JOB: Using the listing below, report all lines holding the word "économique".

□ □ □

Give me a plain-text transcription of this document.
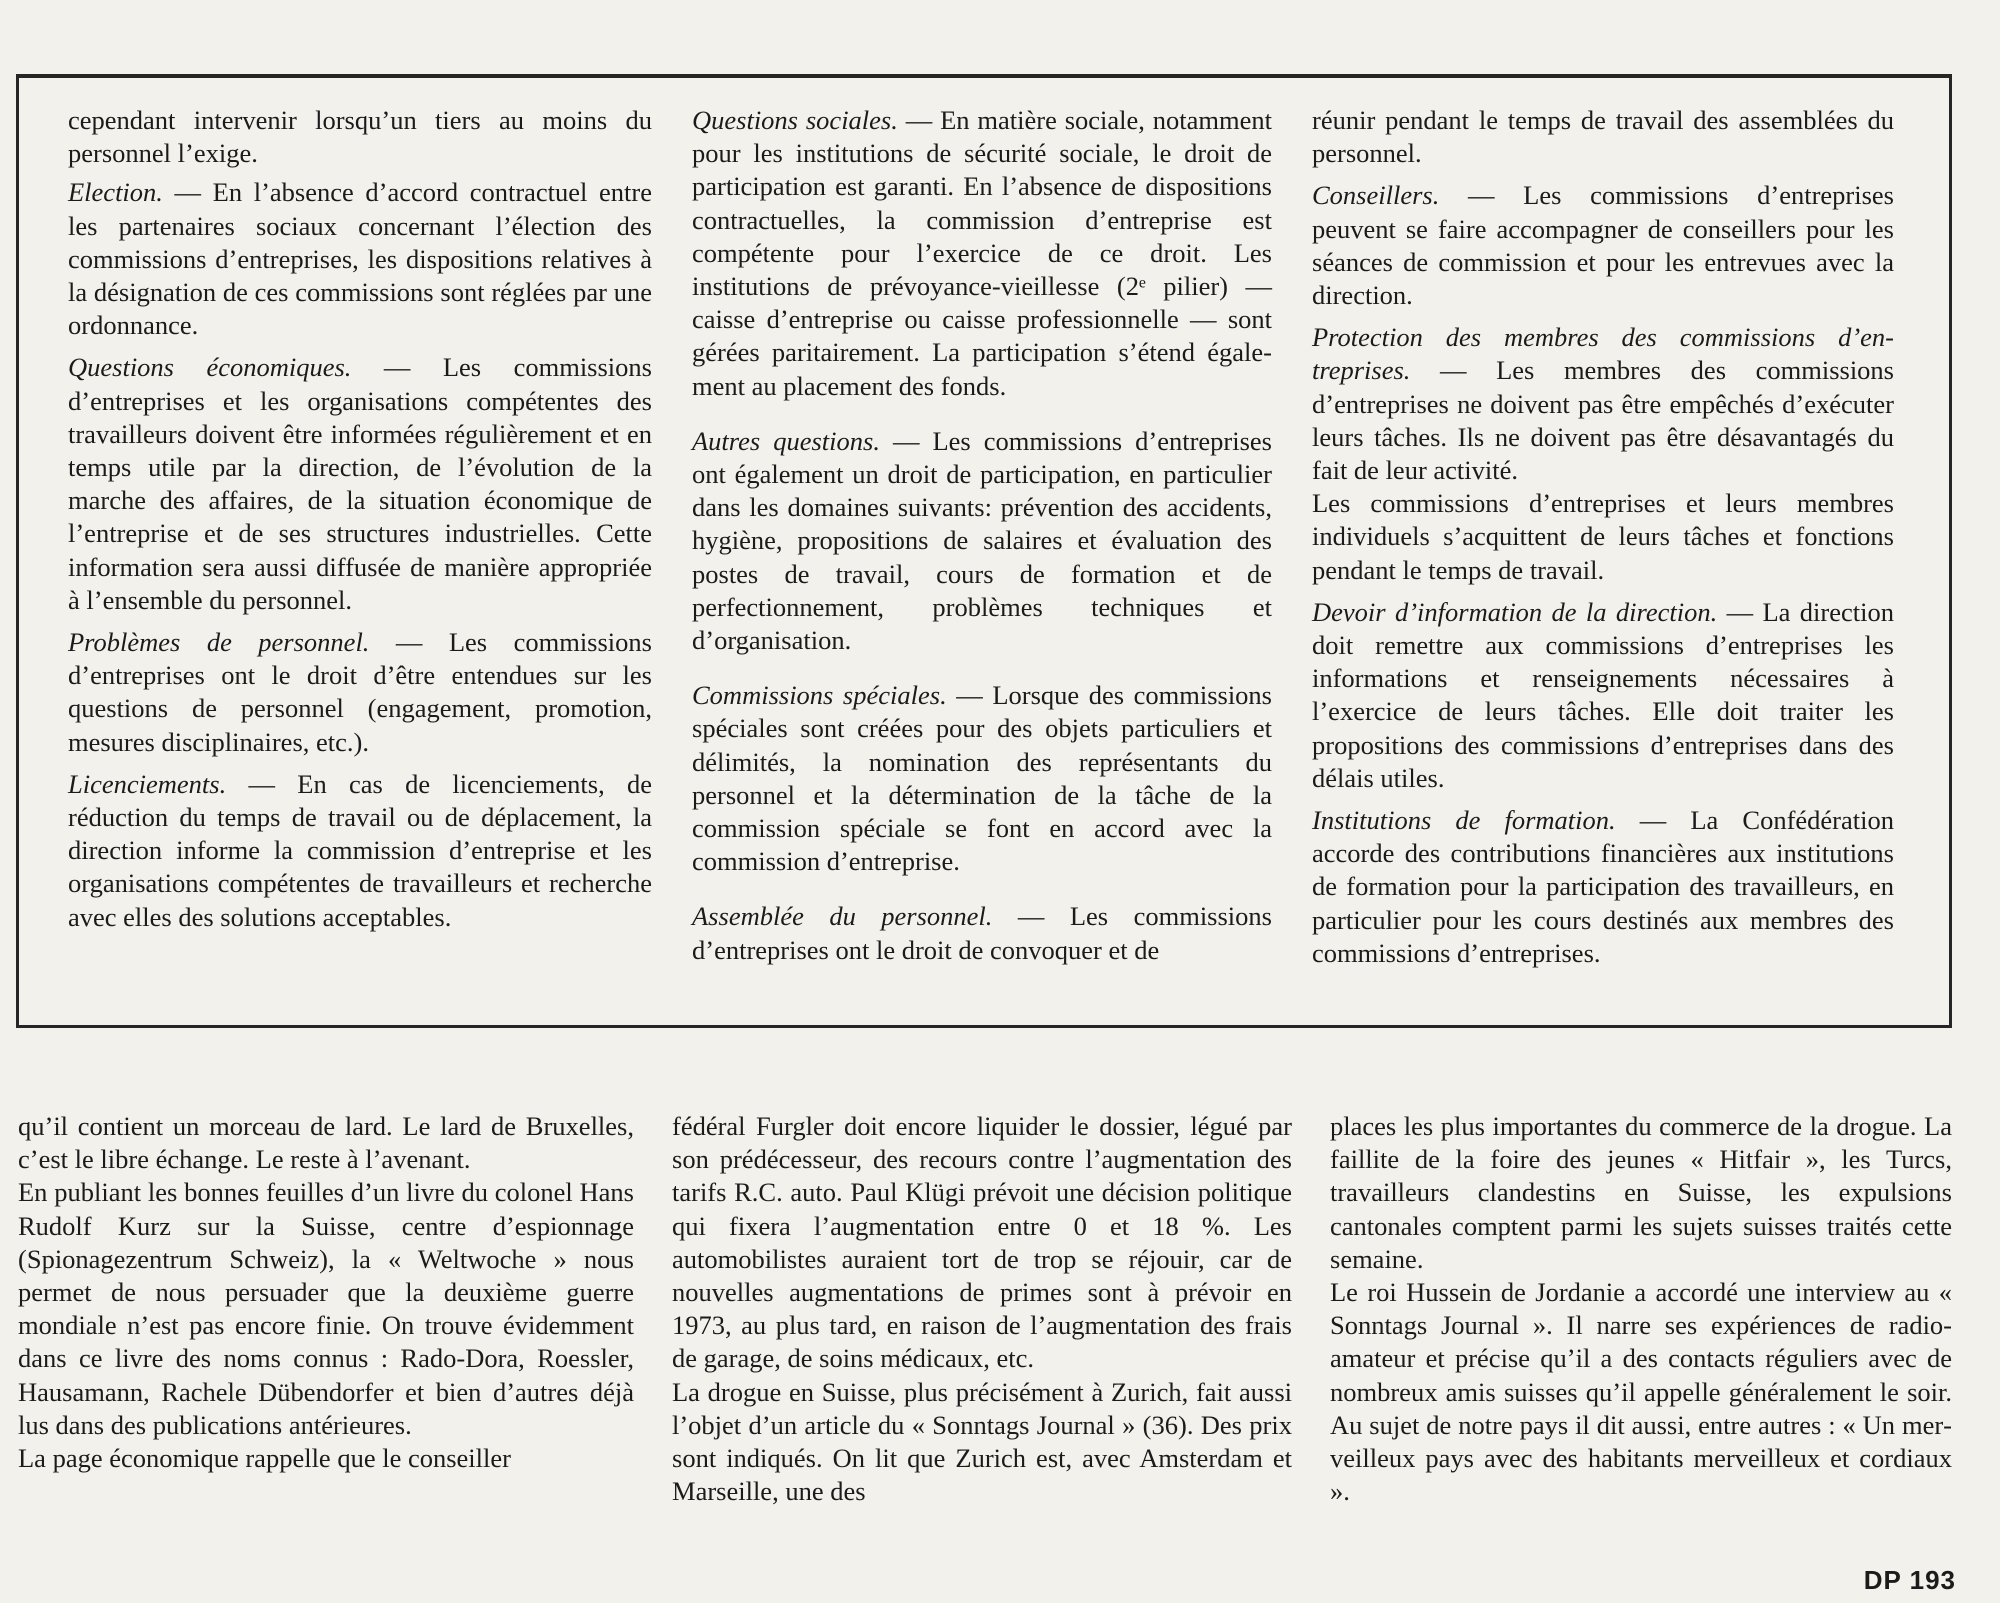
cependant intervenir lorsqu’un tiers au moins du personnel l’exige.

Election. — En l’absence d’accord contractuel entre les partenaires sociaux concernant l’élection des commissions d’entreprises, les dispositions relatives à la désignation de ces commissions sont réglées par une ordonnance.

Questions économiques. — Les commissions d’entreprises et les organisations compétentes des travailleurs doivent être informées régulièrement et en temps utile par la direction, de l’évolution de la marche des affaires, de la situation économique de l’entreprise et de ses structures industrielles. Cette information sera aussi diffusée de manière appropriée à l’ensemble du personnel.

Problèmes de personnel. — Les commissions d’entreprises ont le droit d’être entendues sur les questions de personnel (engagement, promotion, mesures disciplinaires, etc.).

Licenciements. — En cas de licenciements, de réduction du temps de travail ou de déplacement, la direction informe la commission d’entreprise et les organisations compétentes de travailleurs et recherche avec elles des solutions acceptables.

Questions sociales. — En matière sociale, notamment pour les institutions de sécurité sociale, le droit de participation est garanti. En l’absence de dispositions contractuelles, la commission d’entreprise est compétente pour l’exercice de ce droit. Les institutions de prévoyance-vieillesse (2ᵉ pilier) — caisse d’entreprise ou caisse professionnelle — sont gérées paritairement. La participation s’étend également au placement des fonds.

Autres questions. — Les commissions d’entreprises ont également un droit de participation, en particulier dans les domaines suivants: prévention des accidents, hygiène, propositions de salaires et évaluation des postes de travail, cours de formation et de perfectionnement, problèmes techniques et d’organisation.

Commissions spéciales. — Lorsque des commissions spéciales sont créées pour des objets particuliers et délimités, la nomination des représentants du personnel et la détermination de la tâche de la commission spéciale se font en accord avec la commission d’entreprise.

Assemblée du personnel. — Les commissions d’entreprises ont le droit de convoquer et de

réunir pendant le temps de travail des assemblées du personnel.

Conseillers. — Les commissions d’entreprises peuvent se faire accompagner de conseillers pour les séances de commission et pour les entrevues avec la direction.

Protection des membres des commissions d’entreprises. — Les membres des commissions d’entreprises ne doivent pas être empêchés d’exécuter leurs tâches. Ils ne doivent pas être désavantagés du fait de leur activité.

Les commissions d’entreprises et leurs membres individuels s’acquittent de leurs tâches et fonctions pendant le temps de travail.

Devoir d’information de la direction. — La direction doit remettre aux commissions d’entreprises les informations et renseignements nécessaires à l’exercice de leurs tâches. Elle doit traiter les propositions des commissions d’entreprises dans des délais utiles.

Institutions de formation. — La Confédération accorde des contributions financières aux institutions de formation pour la participation des travailleurs, en particulier pour les cours destinés aux membres des commissions d’entreprises.

qu’il contient un morceau de lard. Le lard de Bruxelles, c’est le libre échange. Le reste à l’avenant.

En publiant les bonnes feuilles d’un livre du colonel Hans Rudolf Kurz sur la Suisse, centre d’espionnage (Spionagezentrum Schweiz), la « Weltwoche » nous permet de nous persuader que la deuxième guerre mondiale n’est pas encore finie. On trouve évidemment dans ce livre des noms connus : Rado-Dora, Roessler, Hausamann, Rachele Dübendorfer et bien d’autres déjà lus dans des publications antérieures.

La page économique rappelle que le conseiller

fédéral Furgler doit encore liquider le dossier, légué par son prédécesseur, des recours contre l’augmentation des tarifs R.C. auto. Paul Klügi prévoit une décision politique qui fixera l’augmentation entre 0 et 18 %. Les automobilistes auraient tort de trop se réjouir, car de nouvelles augmentations de primes sont à prévoir en 1973, au plus tard, en raison de l’augmentation des frais de garage, de soins médicaux, etc.

La drogue en Suisse, plus précisément à Zurich, fait aussi l’objet d’un article du « Sonntags Journal » (36). Des prix sont indiqués. On lit que Zurich est, avec Amsterdam et Marseille, une des

places les plus importantes du commerce de la drogue. La faillite de la foire des jeunes « Hitfair », les Turcs, travailleurs clandestins en Suisse, les expulsions cantonales comptent parmi les sujets suisses traités cette semaine.

Le roi Hussein de Jordanie a accordé une interview au « Sonntags Journal ». Il narre ses expériences de radio-amateur et précise qu’il a des contacts réguliers avec de nombreux amis suisses qu’il appelle généralement le soir. Au sujet de notre pays il dit aussi, entre autres : « Un merveilleux pays avec des habitants merveilleux et cordiaux ».

DP 193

□ □ □

EXERCISE RESULT:
Questions économiques. — Les commissions d’entreprises et les organisations compétentes des travailleurs doivent être informées régulièrement et en temps utile par la direction, de l’évolution de la marche des affaires, de la situation économique de l’entreprise et de ses structures industrielles. Cette information sera aussi diffusée de manière appropriée à l’ensemble du personnel.
La page économique rappelle que le conseiller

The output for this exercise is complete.